> **WHAT NEEDS TO BE DONE**
Keep the images out and copy every entry below exactly.

> **WORKING DATA**
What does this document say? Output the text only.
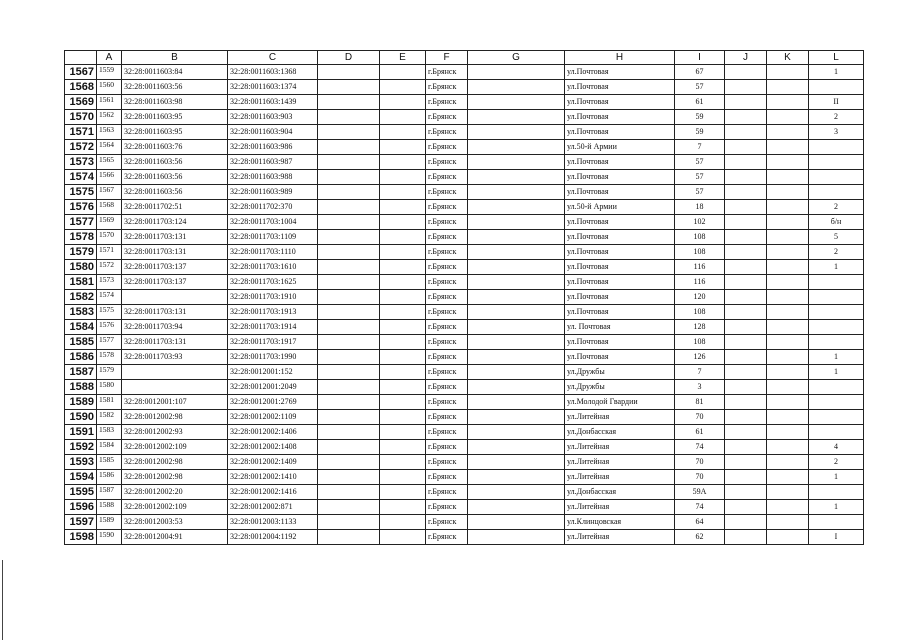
	A	B	C	D	E	F	G	H	I	J	K	L
1567	1559	32:28:0011603:84	32:28:0011603:1368			г.Брянск		ул.Почтовая	67			1
1568	1560	32:28:0011603:56	32:28:0011603:1374			г.Брянск		ул.Почтовая	57			
1569	1561	32:28:0011603:98	32:28:0011603:1439			г.Брянск		ул.Почтовая	61			II
1570	1562	32:28:0011603:95	32:28:0011603:903			г.Брянск		ул.Почтовая	59			2
1571	1563	32:28:0011603:95	32:28:0011603:904			г.Брянск		ул.Почтовая	59			3
1572	1564	32:28:0011603:76	32:28:0011603:986			г.Брянск		ул.50-й Армии	7			
1573	1565	32:28:0011603:56	32:28:0011603:987			г.Брянск		ул.Почтовая	57			
1574	1566	32:28:0011603:56	32:28:0011603:988			г.Брянск		ул.Почтовая	57			
1575	1567	32:28:0011603:56	32:28:0011603:989			г.Брянск		ул.Почтовая	57			
1576	1568	32:28:0011702:51	32:28:0011702:370			г.Брянск		ул.50-й Армии	18			2
1577	1569	32:28:0011703:124	32:28:0011703:1004			г.Брянск		ул.Почтовая	102			б/н
1578	1570	32:28:0011703:131	32:28:0011703:1109			г.Брянск		ул.Почтовая	108			5
1579	1571	32:28:0011703:131	32:28:0011703:1110			г.Брянск		ул.Почтовая	108			2
1580	1572	32:28:0011703:137	32:28:0011703:1610			г.Брянск		ул.Почтовая	116			1
1581	1573	32:28:0011703:137	32:28:0011703:1625			г.Брянск		ул.Почтовая	116			
1582	1574		32:28:0011703:1910			г.Брянск		ул.Почтовая	120			
1583	1575	32:28:0011703:131	32:28:0011703:1913			г.Брянск		ул.Почтовая	108			
1584	1576	32:28:0011703:94	32:28:0011703:1914			г.Брянск		ул. Почтовая	128			
1585	1577	32:28:0011703:131	32:28:0011703:1917			г.Брянск		ул.Почтовая	108			
1586	1578	32:28:0011703:93	32:28:0011703:1990			г.Брянск		ул.Почтовая	126			1
1587	1579		32:28:0012001:152			г.Брянск		ул.Дружбы	7			1
1588	1580		32:28:0012001:2049			г.Брянск		ул.Дружбы	3			
1589	1581	32:28:0012001:107	32:28:0012001:2769			г.Брянск		ул.Молодой Гвардии	81			
1590	1582	32:28:0012002:98	32:28:0012002:1109			г.Брянск		ул.Литейная	70			
1591	1583	32:28:0012002:93	32:28:0012002:1406			г.Брянск		ул.Донбасская	61			
1592	1584	32:28:0012002:109	32:28:0012002:1408			г.Брянск		ул.Литейная	74			4
1593	1585	32:28:0012002:98	32:28:0012002:1409			г.Брянск		ул.Литейная	70			2
1594	1586	32:28:0012002:98	32:28:0012002:1410			г.Брянск		ул.Литейная	70			1
1595	1587	32:28:0012002:20	32:28:0012002:1416			г.Брянск		ул.Донбасская	59А			
1596	1588	32:28:0012002:109	32:28:0012002:871			г.Брянск		ул.Литейная	74			1
1597	1589	32:28:0012003:53	32:28:0012003:1133			г.Брянск		ул.Клинцовская	64			
1598	1590	32:28:0012004:91	32:28:0012004:1192			г.Брянск		ул.Литейная	62			I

> **RESULT OF THIS TASK**
What does this document say? Output the text only.
	A	B	C	D	E	F	G	H	I	J	K	L
1567	1559	32:28:0011603:84	32:28:0011603:1368			г.Брянск		ул.Почтовая	67			1
1568	1560	32:28:0011603:56	32:28:0011603:1374			г.Брянск		ул.Почтовая	57			
1569	1561	32:28:0011603:98	32:28:0011603:1439			г.Брянск		ул.Почтовая	61			II
1570	1562	32:28:0011603:95	32:28:0011603:903			г.Брянск		ул.Почтовая	59			2
1571	1563	32:28:0011603:95	32:28:0011603:904			г.Брянск		ул.Почтовая	59			3
1572	1564	32:28:0011603:76	32:28:0011603:986			г.Брянск		ул.50-й Армии	7			
1573	1565	32:28:0011603:56	32:28:0011603:987			г.Брянск		ул.Почтовая	57			
1574	1566	32:28:0011603:56	32:28:0011603:988			г.Брянск		ул.Почтовая	57			
1575	1567	32:28:0011603:56	32:28:0011603:989			г.Брянск		ул.Почтовая	57			
1576	1568	32:28:0011702:51	32:28:0011702:370			г.Брянск		ул.50-й Армии	18			2
1577	1569	32:28:0011703:124	32:28:0011703:1004			г.Брянск		ул.Почтовая	102			б/н
1578	1570	32:28:0011703:131	32:28:0011703:1109			г.Брянск		ул.Почтовая	108			5
1579	1571	32:28:0011703:131	32:28:0011703:1110			г.Брянск		ул.Почтовая	108			2
1580	1572	32:28:0011703:137	32:28:0011703:1610			г.Брянск		ул.Почтовая	116			1
1581	1573	32:28:0011703:137	32:28:0011703:1625			г.Брянск		ул.Почтовая	116			
1582	1574		32:28:0011703:1910			г.Брянск		ул.Почтовая	120			
1583	1575	32:28:0011703:131	32:28:0011703:1913			г.Брянск		ул.Почтовая	108			
1584	1576	32:28:0011703:94	32:28:0011703:1914			г.Брянск		ул. Почтовая	128			
1585	1577	32:28:0011703:131	32:28:0011703:1917			г.Брянск		ул.Почтовая	108			
1586	1578	32:28:0011703:93	32:28:0011703:1990			г.Брянск		ул.Почтовая	126			1
1587	1579		32:28:0012001:152			г.Брянск		ул.Дружбы	7			1
1588	1580		32:28:0012001:2049			г.Брянск		ул.Дружбы	3			
1589	1581	32:28:0012001:107	32:28:0012001:2769			г.Брянск		ул.Молодой Гвардии	81			
1590	1582	32:28:0012002:98	32:28:0012002:1109			г.Брянск		ул.Литейная	70			
1591	1583	32:28:0012002:93	32:28:0012002:1406			г.Брянск		ул.Донбасская	61			
1592	1584	32:28:0012002:109	32:28:0012002:1408			г.Брянск		ул.Литейная	74			4
1593	1585	32:28:0012002:98	32:28:0012002:1409			г.Брянск		ул.Литейная	70			2
1594	1586	32:28:0012002:98	32:28:0012002:1410			г.Брянск		ул.Литейная	70			1
1595	1587	32:28:0012002:20	32:28:0012002:1416			г.Брянск		ул.Донбасская	59А			
1596	1588	32:28:0012002:109	32:28:0012002:871			г.Брянск		ул.Литейная	74			1
1597	1589	32:28:0012003:53	32:28:0012003:1133			г.Брянск		ул.Клинцовская	64			
1598	1590	32:28:0012004:91	32:28:0012004:1192			г.Брянск		ул.Литейная	62			I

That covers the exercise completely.